* **Work to complete**
Collect all lines from the records below that include the word "como".

──────── Dataset excerpts ────────

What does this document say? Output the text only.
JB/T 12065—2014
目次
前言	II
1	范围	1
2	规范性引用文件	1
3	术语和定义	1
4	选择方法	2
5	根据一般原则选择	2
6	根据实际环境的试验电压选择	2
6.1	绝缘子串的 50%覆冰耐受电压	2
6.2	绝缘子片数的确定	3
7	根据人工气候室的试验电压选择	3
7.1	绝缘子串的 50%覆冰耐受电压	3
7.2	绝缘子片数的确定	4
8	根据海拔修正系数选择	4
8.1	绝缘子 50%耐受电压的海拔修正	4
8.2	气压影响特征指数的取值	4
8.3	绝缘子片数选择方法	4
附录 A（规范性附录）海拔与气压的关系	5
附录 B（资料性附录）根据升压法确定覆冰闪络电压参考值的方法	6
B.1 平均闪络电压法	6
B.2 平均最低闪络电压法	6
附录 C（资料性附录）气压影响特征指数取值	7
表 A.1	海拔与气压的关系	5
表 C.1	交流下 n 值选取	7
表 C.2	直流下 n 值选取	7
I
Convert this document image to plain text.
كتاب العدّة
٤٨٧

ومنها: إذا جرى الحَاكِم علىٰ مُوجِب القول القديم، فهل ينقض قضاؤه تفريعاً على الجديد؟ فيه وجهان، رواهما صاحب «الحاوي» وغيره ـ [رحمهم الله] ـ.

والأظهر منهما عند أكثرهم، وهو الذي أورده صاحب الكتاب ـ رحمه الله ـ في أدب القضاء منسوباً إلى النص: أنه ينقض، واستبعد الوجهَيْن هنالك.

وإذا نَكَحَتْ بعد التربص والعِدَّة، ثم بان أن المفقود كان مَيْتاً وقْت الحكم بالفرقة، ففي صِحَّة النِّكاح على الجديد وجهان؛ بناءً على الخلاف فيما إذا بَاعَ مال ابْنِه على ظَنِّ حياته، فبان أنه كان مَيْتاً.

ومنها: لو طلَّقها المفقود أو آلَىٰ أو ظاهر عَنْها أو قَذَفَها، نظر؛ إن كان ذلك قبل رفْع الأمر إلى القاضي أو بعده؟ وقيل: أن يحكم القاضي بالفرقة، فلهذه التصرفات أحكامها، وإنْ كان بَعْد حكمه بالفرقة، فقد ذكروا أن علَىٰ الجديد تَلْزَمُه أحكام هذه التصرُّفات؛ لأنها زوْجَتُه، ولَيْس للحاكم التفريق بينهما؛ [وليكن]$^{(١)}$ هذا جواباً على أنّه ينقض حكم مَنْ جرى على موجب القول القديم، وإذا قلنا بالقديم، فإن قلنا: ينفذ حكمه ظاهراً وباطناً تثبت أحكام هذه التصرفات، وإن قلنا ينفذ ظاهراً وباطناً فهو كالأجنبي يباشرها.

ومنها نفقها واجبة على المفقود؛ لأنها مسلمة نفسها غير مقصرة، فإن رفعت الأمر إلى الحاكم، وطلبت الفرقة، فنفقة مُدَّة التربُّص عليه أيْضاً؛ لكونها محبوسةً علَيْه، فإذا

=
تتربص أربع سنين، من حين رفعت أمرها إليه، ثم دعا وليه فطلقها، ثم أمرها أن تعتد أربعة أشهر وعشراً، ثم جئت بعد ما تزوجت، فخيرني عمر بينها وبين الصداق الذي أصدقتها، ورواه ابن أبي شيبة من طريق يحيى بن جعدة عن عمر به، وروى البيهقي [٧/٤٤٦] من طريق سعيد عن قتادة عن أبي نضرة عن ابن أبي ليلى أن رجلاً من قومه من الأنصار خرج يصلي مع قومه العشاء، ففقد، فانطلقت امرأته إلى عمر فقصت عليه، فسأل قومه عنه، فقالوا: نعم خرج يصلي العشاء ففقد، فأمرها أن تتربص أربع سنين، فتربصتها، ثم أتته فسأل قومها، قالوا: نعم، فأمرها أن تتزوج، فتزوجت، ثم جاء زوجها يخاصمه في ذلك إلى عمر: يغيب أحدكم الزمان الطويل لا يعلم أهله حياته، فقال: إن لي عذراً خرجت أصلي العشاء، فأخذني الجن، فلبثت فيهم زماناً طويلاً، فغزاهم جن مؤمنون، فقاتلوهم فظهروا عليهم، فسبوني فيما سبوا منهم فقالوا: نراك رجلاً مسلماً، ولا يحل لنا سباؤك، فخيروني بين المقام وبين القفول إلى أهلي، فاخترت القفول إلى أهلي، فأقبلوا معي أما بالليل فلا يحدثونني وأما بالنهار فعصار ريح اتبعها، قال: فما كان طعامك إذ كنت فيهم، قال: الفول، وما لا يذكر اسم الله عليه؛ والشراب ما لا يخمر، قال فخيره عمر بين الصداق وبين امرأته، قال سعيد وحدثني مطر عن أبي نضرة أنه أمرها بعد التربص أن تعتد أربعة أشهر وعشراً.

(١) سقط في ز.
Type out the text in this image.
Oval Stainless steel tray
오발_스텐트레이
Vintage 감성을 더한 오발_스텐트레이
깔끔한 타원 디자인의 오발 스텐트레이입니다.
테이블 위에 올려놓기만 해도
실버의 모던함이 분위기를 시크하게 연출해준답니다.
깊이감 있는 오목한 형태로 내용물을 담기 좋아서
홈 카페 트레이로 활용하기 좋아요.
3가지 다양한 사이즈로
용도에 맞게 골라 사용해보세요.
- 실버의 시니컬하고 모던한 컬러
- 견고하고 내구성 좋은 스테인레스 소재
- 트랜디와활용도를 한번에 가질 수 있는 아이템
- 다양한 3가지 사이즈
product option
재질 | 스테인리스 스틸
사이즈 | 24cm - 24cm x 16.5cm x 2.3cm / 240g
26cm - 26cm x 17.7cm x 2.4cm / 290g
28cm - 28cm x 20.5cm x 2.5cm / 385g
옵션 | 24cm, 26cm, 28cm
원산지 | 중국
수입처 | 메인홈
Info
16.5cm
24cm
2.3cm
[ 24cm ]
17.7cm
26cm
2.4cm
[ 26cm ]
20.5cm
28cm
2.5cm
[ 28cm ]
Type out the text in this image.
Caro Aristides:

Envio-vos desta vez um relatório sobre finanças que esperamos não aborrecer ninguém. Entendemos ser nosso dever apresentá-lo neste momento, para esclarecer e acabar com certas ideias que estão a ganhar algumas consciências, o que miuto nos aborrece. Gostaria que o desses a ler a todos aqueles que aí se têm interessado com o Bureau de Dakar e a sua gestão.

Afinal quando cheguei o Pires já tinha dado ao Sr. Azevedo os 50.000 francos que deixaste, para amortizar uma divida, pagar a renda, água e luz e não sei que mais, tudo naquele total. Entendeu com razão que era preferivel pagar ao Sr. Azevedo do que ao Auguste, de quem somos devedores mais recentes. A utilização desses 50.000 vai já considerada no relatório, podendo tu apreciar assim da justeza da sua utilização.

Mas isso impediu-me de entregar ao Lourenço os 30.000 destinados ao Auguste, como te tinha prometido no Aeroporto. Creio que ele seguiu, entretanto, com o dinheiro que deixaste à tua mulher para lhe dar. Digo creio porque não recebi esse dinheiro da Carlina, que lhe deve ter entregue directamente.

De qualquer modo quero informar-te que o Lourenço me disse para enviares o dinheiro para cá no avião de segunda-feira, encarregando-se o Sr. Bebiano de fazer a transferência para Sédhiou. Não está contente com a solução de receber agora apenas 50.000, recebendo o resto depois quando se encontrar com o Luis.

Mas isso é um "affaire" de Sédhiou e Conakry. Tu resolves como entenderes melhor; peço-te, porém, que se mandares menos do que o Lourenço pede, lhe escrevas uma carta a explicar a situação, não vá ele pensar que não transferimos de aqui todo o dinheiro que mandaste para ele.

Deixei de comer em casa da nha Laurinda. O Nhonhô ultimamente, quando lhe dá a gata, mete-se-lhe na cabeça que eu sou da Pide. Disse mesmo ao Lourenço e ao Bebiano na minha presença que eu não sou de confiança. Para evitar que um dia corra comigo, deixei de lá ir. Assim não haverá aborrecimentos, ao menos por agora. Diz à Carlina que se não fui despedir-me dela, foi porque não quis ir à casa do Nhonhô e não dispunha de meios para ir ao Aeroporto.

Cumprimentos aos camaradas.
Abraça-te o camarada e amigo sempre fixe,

────────

* **Solution for this problem**
Mas isso impediu-me de entregar ao Lourenço os 30.000 destinados ao Auguste, como te tinha prometido no Aeroporto. Creio que ele seguiu, entretanto, com o dinheiro que deixaste à tua mulher para lhe dar. Digo creio porque não recebi esse dinheiro da Carlina, que lhe deve ter entregue directamente.
Mas isso é um "affaire" de Sédhiou e Conakry. Tu resolves como entenderes melhor; peço-te, porém, que se mandares menos do que o Lourenço pede, lhe escrevas uma carta a explicar a situação, não vá ele pensar que não transferimos de aqui todo o dinheiro que mandaste para ele.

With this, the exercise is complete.